Can you transcribe every entry word for word, skipping the images?

▶ _Material supplied_

◇ ◇ ◇ ◇ ◇ ◇ ◇

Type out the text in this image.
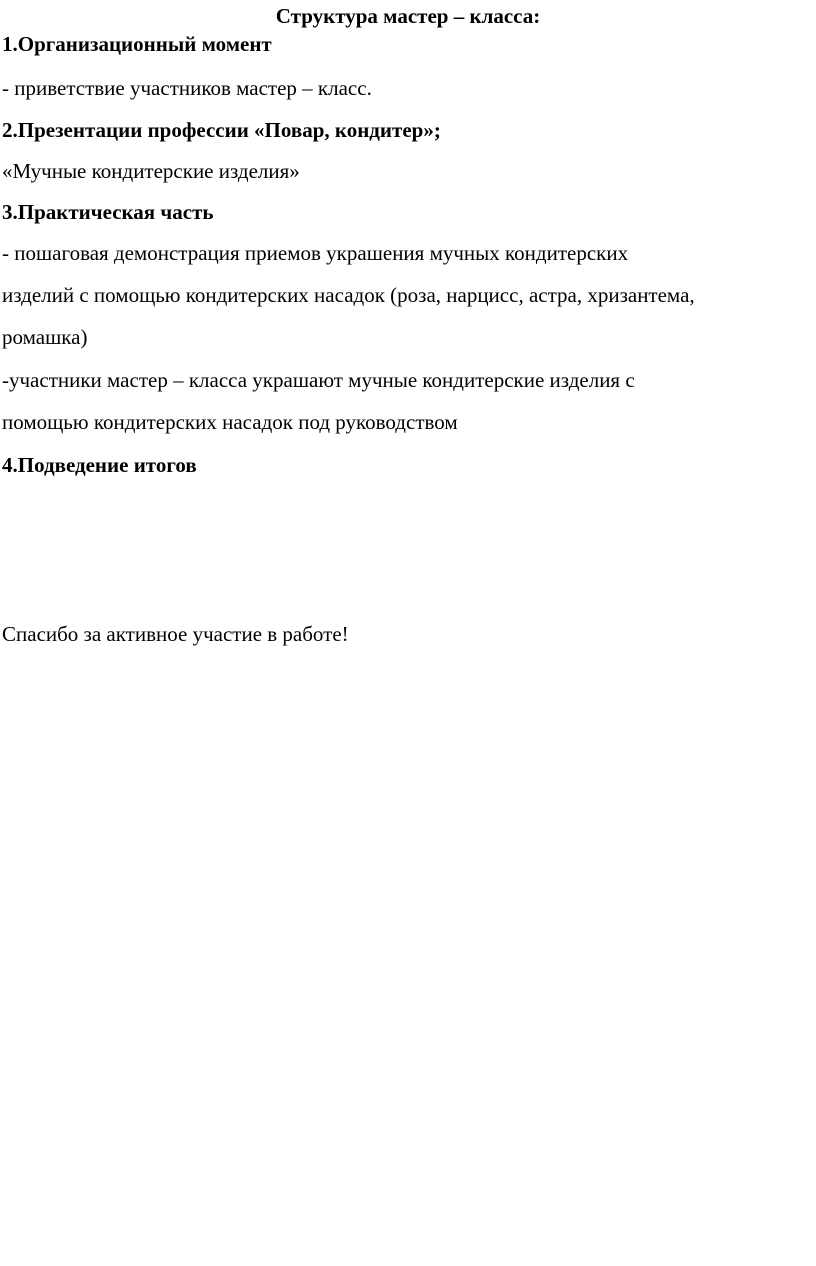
Структура мастер – класса:
1.Организационный момент
- приветствие участников мастер – класс.
2.Презентации профессии «Повар, кондитер»;
«Мучные кондитерские изделия»
3.Практическая часть
- пошаговая демонстрация приемов украшения мучных кондитерских
изделий с помощью кондитерских насадок (роза, нарцисс, астра, хризантема,
ромашка)
-участники мастер – класса украшают мучные кондитерские изделия с
помощью кондитерских насадок под руководством
4.Подведение итогов
Спасибо за активное участие в работе!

◇ ◇ ◇ ◇ ◇ ◇ ◇

▶ _Answer below_
Type out the text in this image.
Структура мастер – класса:
1.Организационный момент
- приветствие участников мастер – класс.
2.Презентации профессии «Повар, кондитер»;
«Мучные кондитерские изделия»
3.Практическая часть
- пошаговая демонстрация приемов украшения мучных кондитерских
изделий с помощью кондитерских насадок (роза, нарцисс, астра, хризантема,
ромашка)
-участники мастер – класса украшают мучные кондитерские изделия с
помощью кондитерских насадок под руководством
4.Подведение итогов
Спасибо за активное участие в работе!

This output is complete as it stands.